(Dataset rows about figures)
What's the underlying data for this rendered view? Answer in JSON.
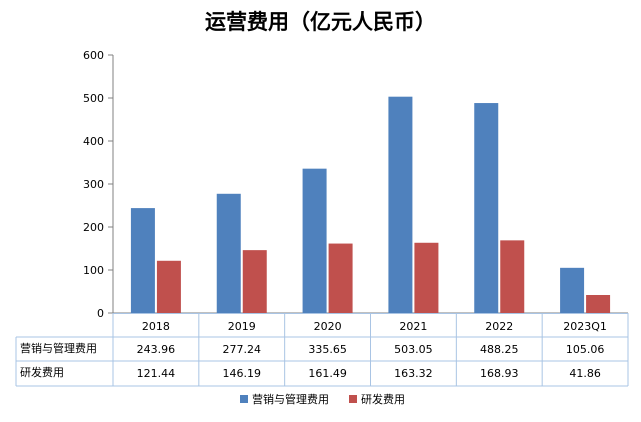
{
  "chart_data": {
    "type": "bar",
    "title": "运营费用（亿元人民币）",
    "categories": [
      "2018",
      "2019",
      "2020",
      "2021",
      "2022",
      "2023Q1"
    ],
    "series": [
      {
        "name": "营销与管理费用",
        "color": "#4F81BD",
        "values": [
          243.96,
          277.24,
          335.65,
          503.05,
          488.25,
          105.06
        ],
        "labels": [
          "243.96",
          "277.24",
          "335.65",
          "503.05",
          "488.25",
          "105.06"
        ]
      },
      {
        "name": "研发费用",
        "color": "#C0504D",
        "values": [
          121.44,
          146.19,
          161.49,
          163.32,
          168.93,
          41.86
        ],
        "labels": [
          "121.44",
          "146.19",
          "161.49",
          "163.32",
          "168.93",
          "41.86"
        ]
      }
    ],
    "ylim": [
      0,
      600
    ],
    "yticks": [
      "0",
      "100",
      "200",
      "300",
      "400",
      "500",
      "600"
    ],
    "grid": false,
    "data_table": true,
    "legend": "bottom"
  }
}
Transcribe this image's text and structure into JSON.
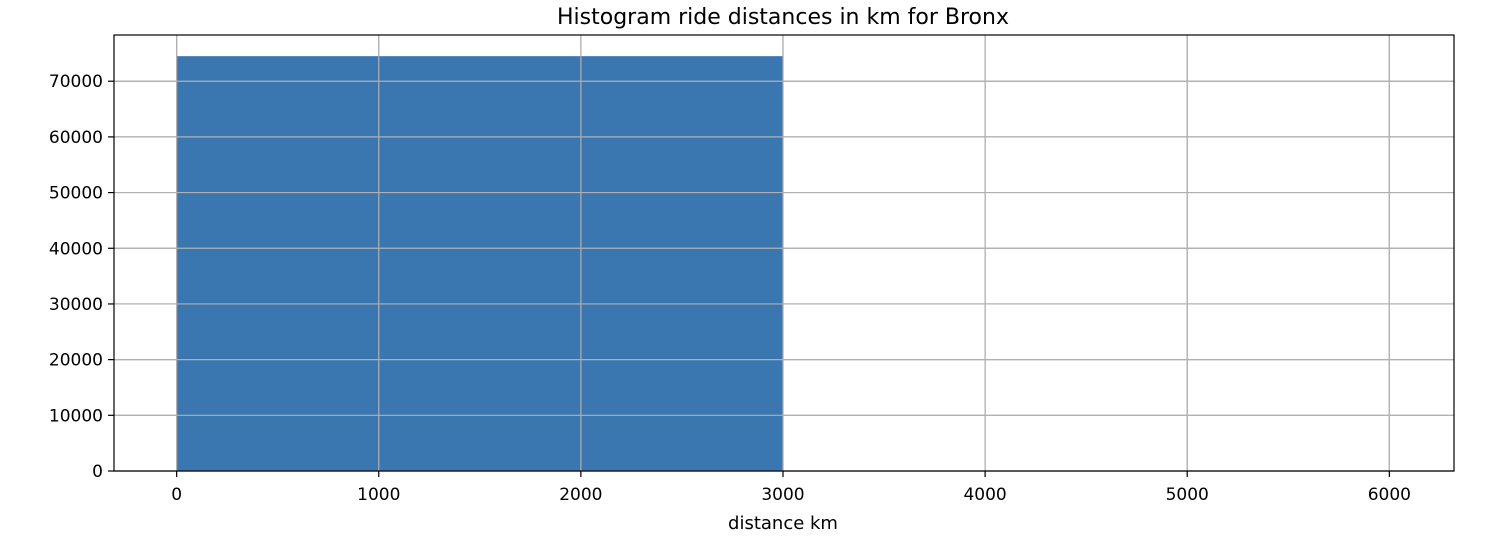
{
  "chart_data": {
    "type": "bar",
    "title": "Histogram ride distances in km for Bronx",
    "xlabel": "distance km",
    "ylabel": "",
    "bins": [
      {
        "start": 0,
        "end": 3000,
        "count": 74500
      }
    ],
    "xlim": [
      -310,
      6320
    ],
    "ylim": [
      0,
      78300
    ],
    "xticks": [
      0,
      1000,
      2000,
      3000,
      4000,
      5000,
      6000
    ],
    "yticks": [
      0,
      10000,
      20000,
      30000,
      40000,
      50000,
      60000,
      70000
    ],
    "grid": true,
    "bar_color": "#3a76b0",
    "grid_color": "#b0b0b0"
  }
}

(Written request): Reproduce word for word only the lines between the line containing "Transcribe this image's" and the end of the listing above, both included, and drop any pictures.

(Written answer):
Transcribe this image's text and structure into JSON.
{
  "chart_data": {
    "type": "bar",
    "title": "Histogram ride distances in km for Bronx",
    "xlabel": "distance km",
    "ylabel": "",
    "bins": [
      {
        "start": 0,
        "end": 3000,
        "count": 74500
      }
    ],
    "xlim": [
      -310,
      6320
    ],
    "ylim": [
      0,
      78300
    ],
    "xticks": [
      0,
      1000,
      2000,
      3000,
      4000,
      5000,
      6000
    ],
    "yticks": [
      0,
      10000,
      20000,
      30000,
      40000,
      50000,
      60000,
      70000
    ],
    "grid": true,
    "bar_color": "#3a76b0",
    "grid_color": "#b0b0b0"
  }
}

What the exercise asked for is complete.